### WHAT NEEDS TO BE DONE
Check every line for the word "screenshot" and state how many lines have it. Reply with the number alone.

### EXERCISE MATERIAL
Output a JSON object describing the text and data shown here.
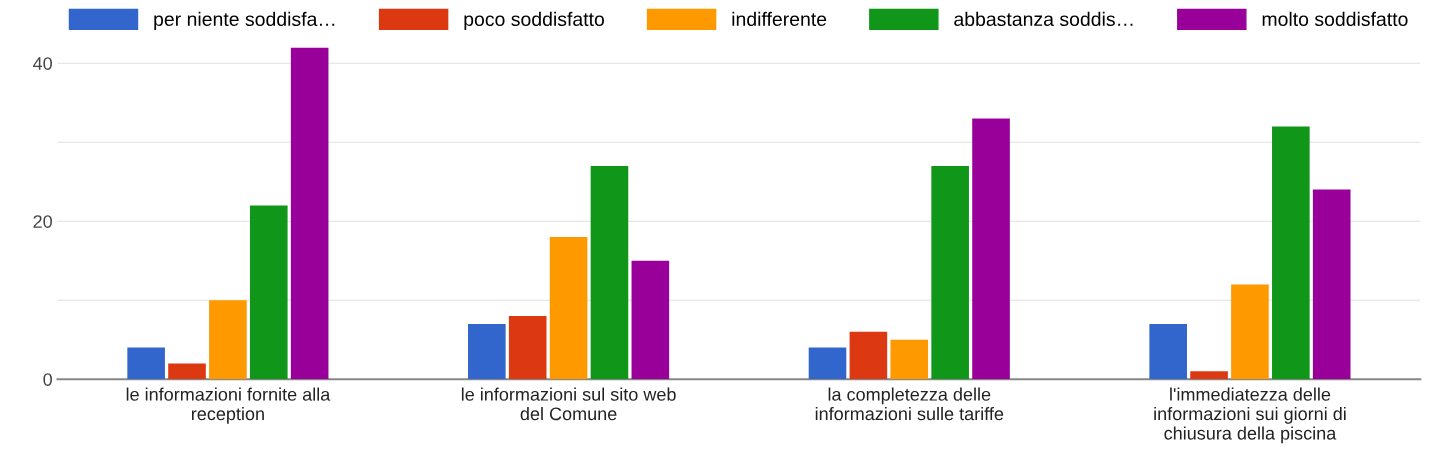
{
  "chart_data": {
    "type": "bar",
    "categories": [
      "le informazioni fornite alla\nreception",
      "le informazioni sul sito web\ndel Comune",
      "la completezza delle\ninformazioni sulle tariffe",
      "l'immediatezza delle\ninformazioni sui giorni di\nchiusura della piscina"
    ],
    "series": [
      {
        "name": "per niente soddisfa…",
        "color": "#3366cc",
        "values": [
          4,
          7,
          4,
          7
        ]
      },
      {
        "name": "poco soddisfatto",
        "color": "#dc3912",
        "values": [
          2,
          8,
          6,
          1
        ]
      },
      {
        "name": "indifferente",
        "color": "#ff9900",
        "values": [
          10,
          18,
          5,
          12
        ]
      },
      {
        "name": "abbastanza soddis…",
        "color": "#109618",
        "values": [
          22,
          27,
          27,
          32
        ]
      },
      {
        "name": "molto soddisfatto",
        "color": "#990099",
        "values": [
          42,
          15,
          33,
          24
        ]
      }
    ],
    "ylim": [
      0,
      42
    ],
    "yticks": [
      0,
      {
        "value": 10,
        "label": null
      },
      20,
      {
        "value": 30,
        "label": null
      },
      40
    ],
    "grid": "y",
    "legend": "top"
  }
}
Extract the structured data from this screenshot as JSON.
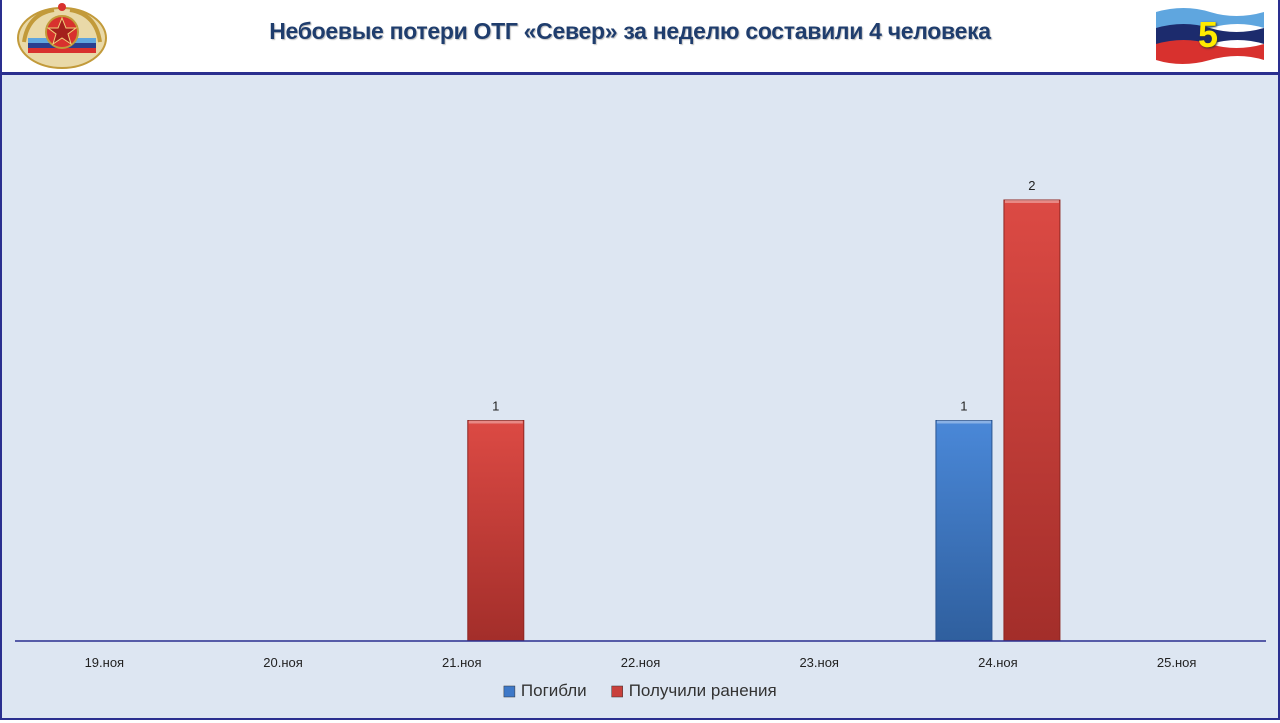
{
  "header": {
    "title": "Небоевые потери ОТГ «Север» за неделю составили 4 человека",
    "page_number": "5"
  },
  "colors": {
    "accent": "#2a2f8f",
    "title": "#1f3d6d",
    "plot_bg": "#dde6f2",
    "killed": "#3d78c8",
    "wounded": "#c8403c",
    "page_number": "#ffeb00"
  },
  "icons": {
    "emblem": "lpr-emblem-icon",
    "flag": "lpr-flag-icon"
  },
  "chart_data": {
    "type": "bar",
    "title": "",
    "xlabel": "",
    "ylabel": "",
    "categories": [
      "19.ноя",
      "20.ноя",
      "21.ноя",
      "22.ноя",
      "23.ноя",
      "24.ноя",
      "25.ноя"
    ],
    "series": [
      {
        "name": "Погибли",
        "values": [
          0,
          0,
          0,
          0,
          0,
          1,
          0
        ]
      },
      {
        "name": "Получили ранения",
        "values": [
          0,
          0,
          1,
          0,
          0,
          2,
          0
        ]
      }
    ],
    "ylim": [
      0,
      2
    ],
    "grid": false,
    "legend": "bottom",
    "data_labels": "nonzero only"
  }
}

* * *

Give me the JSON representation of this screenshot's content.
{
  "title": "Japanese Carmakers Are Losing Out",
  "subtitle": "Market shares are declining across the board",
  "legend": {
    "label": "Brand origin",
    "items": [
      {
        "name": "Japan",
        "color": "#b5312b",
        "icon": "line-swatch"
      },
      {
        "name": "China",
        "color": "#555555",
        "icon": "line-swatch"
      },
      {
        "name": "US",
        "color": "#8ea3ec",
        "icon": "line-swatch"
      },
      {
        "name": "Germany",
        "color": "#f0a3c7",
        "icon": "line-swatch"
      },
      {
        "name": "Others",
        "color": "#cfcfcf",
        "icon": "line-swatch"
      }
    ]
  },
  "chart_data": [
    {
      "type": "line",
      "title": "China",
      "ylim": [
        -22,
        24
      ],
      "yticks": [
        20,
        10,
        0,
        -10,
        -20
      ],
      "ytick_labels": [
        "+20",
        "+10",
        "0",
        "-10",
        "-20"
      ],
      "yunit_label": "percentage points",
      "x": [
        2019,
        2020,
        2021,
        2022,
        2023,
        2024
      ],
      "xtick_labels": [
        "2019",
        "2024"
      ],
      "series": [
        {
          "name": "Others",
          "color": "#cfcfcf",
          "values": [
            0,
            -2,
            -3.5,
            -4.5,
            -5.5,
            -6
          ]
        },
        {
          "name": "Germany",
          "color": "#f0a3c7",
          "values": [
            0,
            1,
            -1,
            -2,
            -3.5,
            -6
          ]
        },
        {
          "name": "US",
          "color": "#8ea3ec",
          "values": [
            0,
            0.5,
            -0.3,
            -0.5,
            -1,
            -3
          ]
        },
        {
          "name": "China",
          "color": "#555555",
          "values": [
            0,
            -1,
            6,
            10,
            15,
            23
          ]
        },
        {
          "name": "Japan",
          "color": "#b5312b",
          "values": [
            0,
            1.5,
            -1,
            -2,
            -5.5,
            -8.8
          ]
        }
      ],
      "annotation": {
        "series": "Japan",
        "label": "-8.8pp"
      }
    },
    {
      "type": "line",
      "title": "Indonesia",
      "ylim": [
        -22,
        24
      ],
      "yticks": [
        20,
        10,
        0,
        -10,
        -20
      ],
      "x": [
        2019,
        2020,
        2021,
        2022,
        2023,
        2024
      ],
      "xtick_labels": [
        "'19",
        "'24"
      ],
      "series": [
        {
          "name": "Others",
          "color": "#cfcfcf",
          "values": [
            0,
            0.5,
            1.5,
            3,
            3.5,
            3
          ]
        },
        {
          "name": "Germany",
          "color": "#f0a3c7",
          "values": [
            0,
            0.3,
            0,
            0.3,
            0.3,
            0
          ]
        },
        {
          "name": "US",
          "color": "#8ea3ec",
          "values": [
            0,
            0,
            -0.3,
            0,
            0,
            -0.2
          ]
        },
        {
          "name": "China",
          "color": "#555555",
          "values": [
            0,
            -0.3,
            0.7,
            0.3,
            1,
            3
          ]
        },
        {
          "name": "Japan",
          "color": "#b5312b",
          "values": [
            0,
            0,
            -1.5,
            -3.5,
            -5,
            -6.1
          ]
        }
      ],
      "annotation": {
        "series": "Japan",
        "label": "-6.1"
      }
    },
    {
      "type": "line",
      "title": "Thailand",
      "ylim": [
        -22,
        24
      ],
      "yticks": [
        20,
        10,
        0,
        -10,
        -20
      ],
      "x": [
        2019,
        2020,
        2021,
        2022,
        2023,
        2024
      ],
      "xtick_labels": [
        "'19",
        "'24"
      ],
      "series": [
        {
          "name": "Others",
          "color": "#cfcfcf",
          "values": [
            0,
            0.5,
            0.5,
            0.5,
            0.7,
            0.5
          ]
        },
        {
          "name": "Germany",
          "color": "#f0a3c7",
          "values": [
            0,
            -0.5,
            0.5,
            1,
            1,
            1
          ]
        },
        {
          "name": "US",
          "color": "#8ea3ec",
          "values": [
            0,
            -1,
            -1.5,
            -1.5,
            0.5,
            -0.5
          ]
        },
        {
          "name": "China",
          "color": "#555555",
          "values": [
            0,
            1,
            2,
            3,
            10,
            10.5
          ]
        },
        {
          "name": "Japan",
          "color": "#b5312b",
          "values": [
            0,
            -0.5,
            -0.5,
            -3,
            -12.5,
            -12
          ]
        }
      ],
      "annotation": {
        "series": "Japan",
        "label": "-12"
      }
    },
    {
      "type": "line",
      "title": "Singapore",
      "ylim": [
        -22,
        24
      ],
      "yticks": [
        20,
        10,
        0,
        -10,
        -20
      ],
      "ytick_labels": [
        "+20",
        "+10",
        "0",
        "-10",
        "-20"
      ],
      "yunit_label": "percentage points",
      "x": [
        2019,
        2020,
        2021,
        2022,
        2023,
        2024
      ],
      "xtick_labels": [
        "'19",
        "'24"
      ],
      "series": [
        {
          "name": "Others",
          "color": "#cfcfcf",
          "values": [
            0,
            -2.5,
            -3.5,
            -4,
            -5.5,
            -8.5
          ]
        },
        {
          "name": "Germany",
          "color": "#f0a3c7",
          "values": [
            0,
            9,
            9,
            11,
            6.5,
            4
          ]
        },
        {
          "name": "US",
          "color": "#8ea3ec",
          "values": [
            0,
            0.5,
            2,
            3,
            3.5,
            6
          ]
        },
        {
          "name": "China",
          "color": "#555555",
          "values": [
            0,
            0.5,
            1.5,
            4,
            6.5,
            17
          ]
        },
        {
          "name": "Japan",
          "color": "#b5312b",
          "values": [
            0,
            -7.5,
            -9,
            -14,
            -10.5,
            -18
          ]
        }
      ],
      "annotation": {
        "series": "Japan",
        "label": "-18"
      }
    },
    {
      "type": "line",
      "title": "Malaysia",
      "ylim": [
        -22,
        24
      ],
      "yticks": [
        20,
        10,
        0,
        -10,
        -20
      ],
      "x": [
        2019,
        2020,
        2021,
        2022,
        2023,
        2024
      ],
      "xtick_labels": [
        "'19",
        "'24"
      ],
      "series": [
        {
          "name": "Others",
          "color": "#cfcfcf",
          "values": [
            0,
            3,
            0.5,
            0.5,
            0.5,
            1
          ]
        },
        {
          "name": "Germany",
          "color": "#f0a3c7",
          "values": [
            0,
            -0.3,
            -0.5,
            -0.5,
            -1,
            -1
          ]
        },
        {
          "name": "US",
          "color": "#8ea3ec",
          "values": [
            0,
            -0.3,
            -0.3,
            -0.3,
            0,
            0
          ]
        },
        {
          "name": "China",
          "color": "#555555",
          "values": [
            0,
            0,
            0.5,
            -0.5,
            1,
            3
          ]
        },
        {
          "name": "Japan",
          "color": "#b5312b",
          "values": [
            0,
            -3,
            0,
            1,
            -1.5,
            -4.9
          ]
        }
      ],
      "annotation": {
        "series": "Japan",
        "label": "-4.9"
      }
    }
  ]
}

### REPLY
2